═══ Material for this exercise

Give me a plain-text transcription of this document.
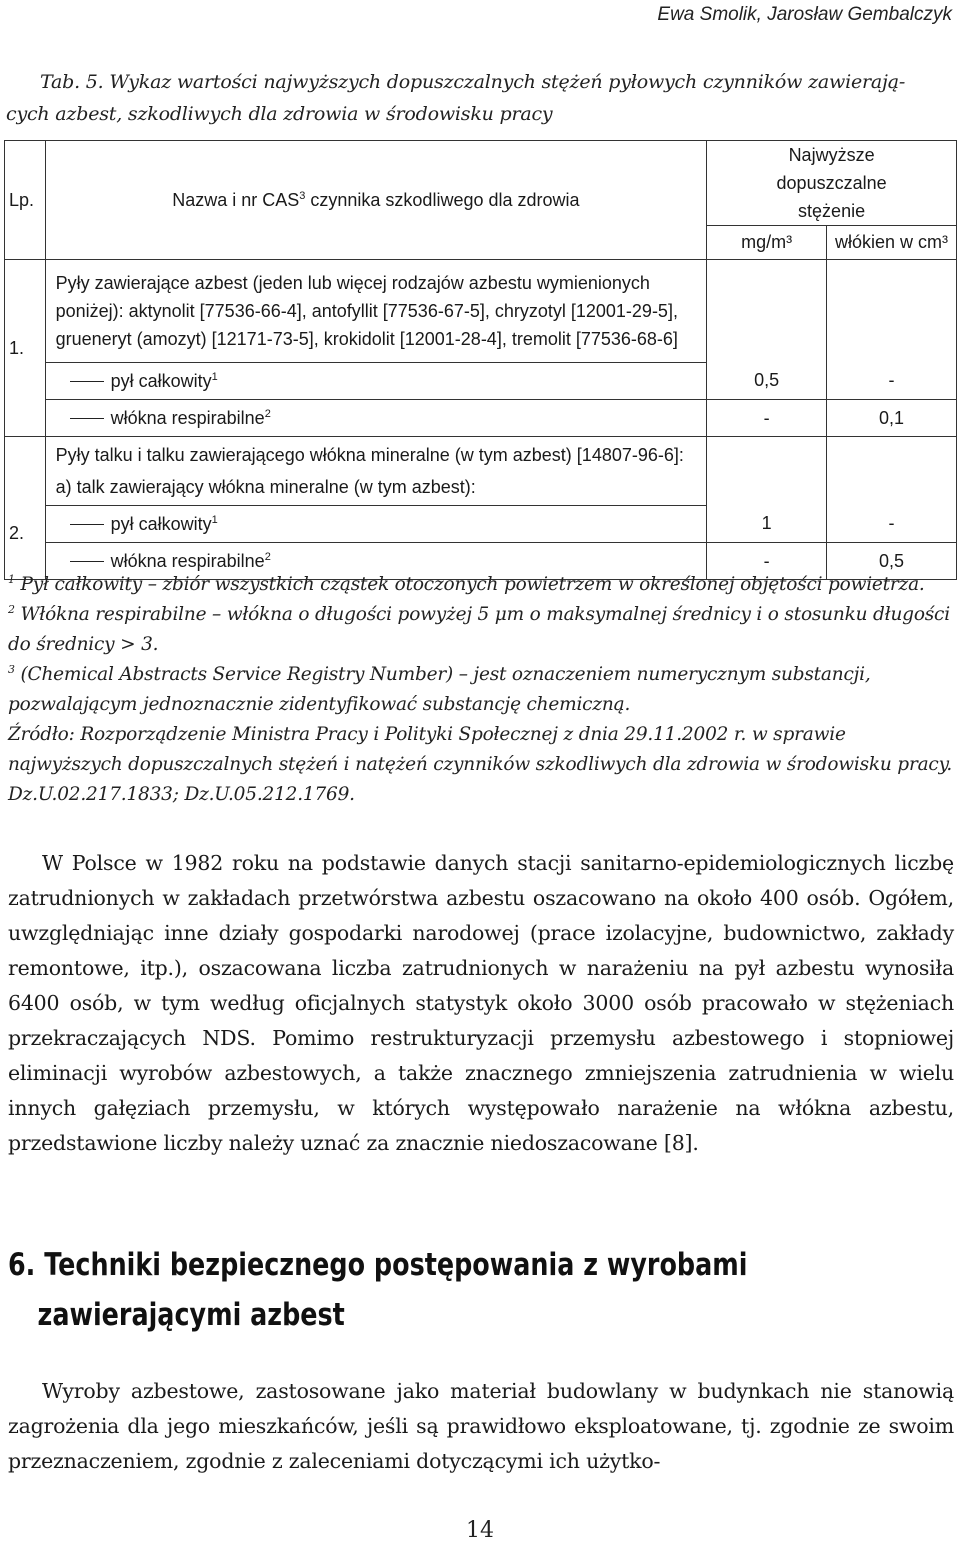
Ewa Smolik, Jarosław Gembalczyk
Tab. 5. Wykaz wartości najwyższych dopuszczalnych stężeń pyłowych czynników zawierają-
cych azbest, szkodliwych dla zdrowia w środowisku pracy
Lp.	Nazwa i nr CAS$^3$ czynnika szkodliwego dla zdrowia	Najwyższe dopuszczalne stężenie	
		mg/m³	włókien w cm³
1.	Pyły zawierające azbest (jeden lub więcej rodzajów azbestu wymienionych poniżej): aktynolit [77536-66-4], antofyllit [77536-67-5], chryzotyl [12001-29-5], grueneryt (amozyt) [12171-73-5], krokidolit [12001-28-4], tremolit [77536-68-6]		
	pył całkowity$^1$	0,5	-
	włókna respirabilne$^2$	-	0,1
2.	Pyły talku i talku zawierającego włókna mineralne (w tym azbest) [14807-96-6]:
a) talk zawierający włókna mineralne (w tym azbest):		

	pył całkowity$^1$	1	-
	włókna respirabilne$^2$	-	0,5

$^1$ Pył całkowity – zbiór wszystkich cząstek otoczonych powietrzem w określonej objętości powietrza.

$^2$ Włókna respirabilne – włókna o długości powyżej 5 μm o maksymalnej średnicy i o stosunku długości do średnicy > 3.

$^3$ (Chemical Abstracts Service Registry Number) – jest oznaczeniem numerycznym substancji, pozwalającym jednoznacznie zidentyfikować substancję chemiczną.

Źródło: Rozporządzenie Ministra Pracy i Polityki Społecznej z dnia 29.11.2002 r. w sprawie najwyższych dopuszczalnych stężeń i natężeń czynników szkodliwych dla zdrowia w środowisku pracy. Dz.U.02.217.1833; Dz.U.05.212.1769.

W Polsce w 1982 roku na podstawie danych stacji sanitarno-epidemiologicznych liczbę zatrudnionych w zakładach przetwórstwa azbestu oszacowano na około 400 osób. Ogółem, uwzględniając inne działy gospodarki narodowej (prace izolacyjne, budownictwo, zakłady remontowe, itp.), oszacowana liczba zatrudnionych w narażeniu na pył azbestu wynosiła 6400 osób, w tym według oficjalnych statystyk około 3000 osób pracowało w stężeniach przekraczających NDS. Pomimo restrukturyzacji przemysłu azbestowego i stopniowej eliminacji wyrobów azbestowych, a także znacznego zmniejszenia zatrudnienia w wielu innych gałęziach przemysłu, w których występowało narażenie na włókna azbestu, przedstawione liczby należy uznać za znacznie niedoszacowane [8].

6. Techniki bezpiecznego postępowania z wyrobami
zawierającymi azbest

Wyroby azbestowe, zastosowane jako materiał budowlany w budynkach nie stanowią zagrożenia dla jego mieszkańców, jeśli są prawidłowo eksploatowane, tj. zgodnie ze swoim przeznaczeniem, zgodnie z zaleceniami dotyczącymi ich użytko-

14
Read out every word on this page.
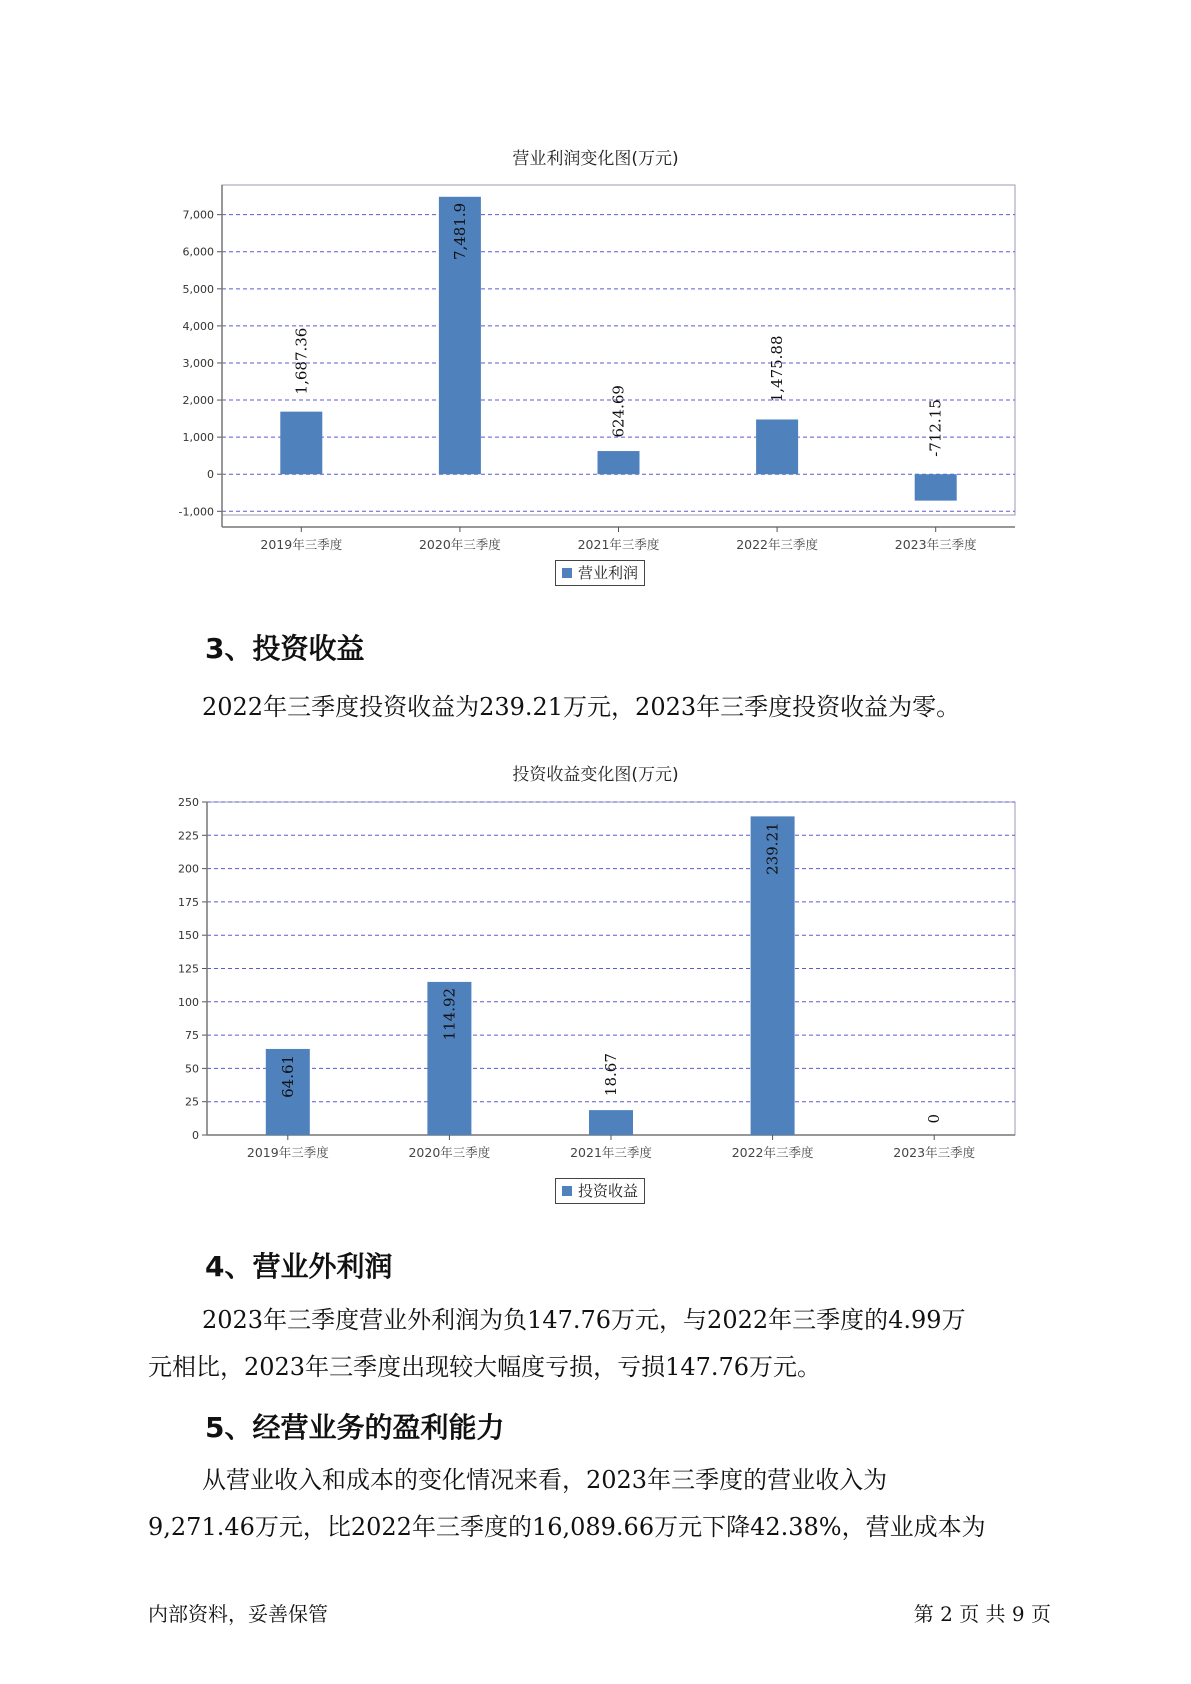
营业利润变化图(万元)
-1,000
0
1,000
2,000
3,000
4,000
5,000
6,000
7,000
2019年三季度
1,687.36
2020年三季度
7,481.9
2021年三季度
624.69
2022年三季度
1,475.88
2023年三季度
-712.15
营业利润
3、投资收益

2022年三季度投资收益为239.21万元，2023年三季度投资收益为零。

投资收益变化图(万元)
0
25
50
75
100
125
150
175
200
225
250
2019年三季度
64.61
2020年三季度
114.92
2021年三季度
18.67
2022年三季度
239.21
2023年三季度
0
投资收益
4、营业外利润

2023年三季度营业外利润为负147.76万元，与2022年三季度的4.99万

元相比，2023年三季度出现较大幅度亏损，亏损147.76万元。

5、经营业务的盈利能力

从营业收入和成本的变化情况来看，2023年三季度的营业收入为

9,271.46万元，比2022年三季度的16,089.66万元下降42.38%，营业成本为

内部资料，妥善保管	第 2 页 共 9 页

══════
═══ Material for this exercise

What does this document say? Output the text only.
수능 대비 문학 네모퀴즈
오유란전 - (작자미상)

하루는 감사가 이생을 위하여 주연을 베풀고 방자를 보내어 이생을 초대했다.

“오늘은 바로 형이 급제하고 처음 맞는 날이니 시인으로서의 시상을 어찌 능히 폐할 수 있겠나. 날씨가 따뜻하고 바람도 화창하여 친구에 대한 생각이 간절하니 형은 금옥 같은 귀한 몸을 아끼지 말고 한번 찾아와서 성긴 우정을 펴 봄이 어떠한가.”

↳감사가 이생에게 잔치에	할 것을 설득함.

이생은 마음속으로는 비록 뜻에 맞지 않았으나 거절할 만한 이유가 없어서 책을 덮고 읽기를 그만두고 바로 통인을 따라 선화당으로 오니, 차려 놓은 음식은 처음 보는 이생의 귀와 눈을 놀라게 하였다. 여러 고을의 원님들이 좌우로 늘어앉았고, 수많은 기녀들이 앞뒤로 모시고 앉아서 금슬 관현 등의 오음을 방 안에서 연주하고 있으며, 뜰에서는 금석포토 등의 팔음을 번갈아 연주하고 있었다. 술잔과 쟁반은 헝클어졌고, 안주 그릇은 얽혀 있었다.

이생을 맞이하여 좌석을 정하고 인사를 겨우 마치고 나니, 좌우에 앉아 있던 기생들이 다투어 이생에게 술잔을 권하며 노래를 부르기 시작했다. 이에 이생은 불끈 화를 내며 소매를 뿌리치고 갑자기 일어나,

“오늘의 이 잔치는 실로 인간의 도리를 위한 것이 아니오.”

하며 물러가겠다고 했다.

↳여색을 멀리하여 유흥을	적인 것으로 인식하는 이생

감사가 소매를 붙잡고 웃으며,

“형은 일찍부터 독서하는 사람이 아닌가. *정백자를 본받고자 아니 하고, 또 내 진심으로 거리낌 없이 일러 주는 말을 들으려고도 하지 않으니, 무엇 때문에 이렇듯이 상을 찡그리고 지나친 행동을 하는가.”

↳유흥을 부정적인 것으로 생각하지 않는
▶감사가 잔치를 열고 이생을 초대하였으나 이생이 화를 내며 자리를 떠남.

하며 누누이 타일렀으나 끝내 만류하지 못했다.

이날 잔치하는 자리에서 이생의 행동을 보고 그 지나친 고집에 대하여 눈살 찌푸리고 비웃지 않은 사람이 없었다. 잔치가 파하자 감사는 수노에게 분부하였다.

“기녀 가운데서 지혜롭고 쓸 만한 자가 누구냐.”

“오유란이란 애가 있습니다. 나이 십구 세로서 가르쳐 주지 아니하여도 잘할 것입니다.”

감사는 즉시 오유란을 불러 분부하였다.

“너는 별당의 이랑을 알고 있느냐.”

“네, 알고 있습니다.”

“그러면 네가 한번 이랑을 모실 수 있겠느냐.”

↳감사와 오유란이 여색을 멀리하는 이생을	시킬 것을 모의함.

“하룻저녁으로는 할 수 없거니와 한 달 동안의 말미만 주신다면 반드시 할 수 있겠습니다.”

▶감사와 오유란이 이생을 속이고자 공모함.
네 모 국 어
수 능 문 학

══════
═══ Material for this exercise

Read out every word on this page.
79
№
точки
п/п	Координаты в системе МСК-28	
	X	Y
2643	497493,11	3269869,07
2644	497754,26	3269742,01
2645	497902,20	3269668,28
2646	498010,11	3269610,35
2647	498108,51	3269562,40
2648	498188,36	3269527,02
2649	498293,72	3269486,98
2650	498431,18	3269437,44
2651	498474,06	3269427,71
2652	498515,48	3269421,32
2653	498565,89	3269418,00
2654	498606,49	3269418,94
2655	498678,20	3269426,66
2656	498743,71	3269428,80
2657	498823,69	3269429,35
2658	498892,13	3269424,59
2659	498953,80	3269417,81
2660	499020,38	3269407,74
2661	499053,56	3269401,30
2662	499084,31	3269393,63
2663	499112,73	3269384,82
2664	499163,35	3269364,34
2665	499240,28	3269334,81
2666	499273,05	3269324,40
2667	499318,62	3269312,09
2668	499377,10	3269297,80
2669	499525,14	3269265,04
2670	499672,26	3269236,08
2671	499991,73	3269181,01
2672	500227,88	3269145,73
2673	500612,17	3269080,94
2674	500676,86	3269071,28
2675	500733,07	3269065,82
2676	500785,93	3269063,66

══════

■ What is asked
Examine the records and pull out every line where the string "있습니다" occurs.

■ Complete response
“오유란이란 애가 있습니다. 나이 십구 세로서 가르쳐 주지 아니하여도 잘할 것입니다.”
“네, 알고 있습니다.”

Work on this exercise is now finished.